Copy out every line that contains "lundi".

* * * *

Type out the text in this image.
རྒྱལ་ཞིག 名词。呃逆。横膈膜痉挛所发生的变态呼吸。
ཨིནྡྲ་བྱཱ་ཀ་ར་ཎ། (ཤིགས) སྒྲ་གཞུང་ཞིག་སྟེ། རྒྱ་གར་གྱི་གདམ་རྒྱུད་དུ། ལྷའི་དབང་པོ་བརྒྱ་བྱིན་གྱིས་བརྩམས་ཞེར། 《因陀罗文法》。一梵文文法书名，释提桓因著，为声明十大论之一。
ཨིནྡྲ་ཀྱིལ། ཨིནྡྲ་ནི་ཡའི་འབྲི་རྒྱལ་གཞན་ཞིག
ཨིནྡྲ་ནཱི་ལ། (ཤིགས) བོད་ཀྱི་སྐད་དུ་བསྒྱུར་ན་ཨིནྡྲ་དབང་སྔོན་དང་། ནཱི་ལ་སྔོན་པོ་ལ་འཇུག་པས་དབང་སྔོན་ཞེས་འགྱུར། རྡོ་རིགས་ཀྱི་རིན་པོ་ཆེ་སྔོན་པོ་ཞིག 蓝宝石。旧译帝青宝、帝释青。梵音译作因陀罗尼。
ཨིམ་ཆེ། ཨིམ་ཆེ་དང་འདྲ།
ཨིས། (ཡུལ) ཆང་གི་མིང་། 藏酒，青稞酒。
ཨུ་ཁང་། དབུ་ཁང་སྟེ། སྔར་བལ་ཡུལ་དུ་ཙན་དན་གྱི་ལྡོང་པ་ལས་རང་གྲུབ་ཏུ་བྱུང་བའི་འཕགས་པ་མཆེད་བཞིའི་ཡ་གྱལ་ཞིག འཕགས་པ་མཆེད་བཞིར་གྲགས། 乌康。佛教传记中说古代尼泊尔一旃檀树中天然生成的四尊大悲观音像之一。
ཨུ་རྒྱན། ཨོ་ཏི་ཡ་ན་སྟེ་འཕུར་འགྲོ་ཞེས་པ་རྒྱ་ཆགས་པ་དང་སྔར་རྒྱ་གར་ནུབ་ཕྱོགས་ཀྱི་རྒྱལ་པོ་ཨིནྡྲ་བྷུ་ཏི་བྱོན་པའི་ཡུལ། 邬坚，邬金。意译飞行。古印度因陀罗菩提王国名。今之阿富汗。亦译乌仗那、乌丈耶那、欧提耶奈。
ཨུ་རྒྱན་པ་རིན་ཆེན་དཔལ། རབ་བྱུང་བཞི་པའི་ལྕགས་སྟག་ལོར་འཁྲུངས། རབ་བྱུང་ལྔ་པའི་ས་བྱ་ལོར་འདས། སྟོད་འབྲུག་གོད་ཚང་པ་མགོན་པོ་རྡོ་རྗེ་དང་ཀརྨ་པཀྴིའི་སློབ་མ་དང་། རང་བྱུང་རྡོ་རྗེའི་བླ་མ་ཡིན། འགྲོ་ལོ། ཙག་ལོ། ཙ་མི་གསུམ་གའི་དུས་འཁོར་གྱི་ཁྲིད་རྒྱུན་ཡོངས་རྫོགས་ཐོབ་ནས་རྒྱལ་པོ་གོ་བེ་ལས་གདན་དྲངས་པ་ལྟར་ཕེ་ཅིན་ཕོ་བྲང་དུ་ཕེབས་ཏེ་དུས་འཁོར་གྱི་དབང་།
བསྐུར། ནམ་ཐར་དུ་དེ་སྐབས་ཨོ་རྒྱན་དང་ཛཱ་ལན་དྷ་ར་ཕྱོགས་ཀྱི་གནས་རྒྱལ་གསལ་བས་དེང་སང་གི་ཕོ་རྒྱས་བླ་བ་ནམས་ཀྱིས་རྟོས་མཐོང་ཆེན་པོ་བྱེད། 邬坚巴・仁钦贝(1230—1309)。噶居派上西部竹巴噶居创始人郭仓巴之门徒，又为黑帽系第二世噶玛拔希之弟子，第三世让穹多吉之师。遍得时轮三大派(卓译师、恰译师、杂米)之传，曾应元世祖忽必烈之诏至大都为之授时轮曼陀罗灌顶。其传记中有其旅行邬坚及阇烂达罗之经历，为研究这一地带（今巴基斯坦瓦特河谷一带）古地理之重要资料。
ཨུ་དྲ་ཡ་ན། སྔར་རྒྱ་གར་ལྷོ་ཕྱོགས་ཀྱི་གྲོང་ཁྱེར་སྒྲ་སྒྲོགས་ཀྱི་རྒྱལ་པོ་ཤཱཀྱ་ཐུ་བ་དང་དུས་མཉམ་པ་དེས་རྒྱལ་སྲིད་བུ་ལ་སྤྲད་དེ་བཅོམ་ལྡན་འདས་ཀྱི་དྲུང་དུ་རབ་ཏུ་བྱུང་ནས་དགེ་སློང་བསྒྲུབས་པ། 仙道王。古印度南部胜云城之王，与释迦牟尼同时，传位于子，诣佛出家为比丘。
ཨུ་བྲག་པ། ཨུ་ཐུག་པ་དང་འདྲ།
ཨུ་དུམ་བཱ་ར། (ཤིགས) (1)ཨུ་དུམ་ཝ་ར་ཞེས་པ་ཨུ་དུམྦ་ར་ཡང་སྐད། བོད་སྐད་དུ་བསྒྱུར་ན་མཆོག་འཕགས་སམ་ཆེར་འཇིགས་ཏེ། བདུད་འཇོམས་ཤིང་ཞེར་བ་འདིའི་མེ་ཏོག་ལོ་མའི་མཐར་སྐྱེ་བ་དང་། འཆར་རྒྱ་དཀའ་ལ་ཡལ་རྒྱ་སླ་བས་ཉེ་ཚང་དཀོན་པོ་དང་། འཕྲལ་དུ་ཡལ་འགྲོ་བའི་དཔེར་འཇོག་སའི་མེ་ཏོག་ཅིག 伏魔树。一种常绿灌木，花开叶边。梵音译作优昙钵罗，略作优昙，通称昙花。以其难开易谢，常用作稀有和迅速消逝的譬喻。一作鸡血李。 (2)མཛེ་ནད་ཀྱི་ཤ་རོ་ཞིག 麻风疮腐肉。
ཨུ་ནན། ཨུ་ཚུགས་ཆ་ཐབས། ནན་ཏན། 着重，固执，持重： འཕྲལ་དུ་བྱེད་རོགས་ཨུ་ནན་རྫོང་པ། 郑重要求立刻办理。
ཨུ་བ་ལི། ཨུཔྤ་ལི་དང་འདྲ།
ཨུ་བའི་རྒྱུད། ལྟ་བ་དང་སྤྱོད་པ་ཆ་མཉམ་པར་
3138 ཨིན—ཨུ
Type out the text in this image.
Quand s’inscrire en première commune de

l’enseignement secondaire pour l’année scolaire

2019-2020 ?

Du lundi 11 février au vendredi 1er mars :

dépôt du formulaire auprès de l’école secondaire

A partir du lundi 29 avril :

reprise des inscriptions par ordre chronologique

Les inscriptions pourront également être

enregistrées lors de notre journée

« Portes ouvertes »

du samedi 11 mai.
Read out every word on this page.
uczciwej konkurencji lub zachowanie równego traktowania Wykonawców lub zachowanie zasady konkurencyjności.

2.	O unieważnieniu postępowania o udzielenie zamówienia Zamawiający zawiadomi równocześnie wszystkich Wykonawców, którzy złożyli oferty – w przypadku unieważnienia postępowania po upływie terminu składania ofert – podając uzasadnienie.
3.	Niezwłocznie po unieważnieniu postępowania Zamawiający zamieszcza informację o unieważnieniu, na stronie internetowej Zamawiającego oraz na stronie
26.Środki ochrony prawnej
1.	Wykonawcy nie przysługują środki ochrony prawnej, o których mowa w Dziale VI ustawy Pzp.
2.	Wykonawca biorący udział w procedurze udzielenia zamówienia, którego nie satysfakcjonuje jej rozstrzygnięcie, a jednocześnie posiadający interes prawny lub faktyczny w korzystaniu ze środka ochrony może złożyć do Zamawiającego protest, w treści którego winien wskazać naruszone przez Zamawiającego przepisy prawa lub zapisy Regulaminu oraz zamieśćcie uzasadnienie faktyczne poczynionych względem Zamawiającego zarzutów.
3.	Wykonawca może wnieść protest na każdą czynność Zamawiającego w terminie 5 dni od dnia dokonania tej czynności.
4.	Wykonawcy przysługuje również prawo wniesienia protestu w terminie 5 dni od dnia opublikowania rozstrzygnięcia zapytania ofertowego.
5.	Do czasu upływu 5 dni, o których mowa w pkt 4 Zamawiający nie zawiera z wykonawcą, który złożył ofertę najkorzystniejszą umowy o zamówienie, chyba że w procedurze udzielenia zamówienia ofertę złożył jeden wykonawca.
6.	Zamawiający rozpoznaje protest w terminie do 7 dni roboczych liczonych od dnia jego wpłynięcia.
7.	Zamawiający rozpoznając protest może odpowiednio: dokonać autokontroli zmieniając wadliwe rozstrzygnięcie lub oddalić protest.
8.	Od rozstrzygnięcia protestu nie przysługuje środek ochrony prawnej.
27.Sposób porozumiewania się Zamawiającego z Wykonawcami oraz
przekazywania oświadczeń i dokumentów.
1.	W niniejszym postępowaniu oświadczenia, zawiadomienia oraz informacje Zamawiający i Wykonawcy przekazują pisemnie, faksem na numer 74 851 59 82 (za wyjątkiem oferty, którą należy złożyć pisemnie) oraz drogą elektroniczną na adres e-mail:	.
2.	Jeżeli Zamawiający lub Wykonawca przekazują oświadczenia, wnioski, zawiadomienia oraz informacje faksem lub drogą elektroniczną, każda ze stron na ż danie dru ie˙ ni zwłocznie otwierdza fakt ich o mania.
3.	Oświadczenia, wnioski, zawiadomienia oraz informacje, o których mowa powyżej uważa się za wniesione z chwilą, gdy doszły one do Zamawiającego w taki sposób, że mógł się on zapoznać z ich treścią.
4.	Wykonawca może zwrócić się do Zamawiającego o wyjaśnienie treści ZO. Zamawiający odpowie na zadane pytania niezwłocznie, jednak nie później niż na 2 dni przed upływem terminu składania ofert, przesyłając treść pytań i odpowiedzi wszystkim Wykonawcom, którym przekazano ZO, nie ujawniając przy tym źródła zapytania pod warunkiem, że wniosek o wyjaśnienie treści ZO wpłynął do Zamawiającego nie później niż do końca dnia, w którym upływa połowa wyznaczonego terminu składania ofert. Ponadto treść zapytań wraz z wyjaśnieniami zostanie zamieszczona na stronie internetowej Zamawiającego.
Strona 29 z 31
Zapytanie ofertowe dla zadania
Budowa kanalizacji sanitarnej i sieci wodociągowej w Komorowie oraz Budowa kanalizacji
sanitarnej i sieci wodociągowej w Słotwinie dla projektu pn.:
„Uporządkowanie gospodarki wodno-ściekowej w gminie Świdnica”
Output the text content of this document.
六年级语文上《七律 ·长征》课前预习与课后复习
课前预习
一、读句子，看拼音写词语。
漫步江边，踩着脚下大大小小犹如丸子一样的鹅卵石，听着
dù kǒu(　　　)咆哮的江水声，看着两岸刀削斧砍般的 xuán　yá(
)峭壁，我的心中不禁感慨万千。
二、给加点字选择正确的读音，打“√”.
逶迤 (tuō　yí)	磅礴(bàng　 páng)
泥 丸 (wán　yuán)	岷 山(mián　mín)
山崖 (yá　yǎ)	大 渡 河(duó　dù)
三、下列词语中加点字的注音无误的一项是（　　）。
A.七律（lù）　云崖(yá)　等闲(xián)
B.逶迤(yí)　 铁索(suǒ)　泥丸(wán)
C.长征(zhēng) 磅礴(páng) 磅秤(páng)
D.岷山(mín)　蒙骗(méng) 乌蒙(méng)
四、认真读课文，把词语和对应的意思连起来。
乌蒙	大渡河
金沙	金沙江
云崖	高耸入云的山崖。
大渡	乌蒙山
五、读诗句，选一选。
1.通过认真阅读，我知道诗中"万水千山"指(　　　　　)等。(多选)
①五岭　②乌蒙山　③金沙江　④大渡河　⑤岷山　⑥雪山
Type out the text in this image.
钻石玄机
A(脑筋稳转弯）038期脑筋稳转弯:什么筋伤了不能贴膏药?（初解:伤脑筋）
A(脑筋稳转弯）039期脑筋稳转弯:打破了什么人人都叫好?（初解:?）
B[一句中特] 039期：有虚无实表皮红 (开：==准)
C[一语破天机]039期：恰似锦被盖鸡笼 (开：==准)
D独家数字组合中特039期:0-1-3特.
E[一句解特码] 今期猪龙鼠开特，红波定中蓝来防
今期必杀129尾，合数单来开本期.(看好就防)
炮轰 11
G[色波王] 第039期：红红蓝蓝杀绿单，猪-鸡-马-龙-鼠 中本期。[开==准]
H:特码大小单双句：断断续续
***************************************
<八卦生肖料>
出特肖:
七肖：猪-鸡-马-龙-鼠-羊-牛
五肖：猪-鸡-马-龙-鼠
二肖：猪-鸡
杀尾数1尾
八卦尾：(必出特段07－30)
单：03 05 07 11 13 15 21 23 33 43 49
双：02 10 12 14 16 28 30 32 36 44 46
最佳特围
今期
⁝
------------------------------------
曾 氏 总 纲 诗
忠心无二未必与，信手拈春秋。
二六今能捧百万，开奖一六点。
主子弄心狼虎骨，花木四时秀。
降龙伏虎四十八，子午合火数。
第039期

* * * *

**TASK OUTPUT:**
Du lundi 11 février au vendredi 1er mars :
A partir du lundi 29 avril :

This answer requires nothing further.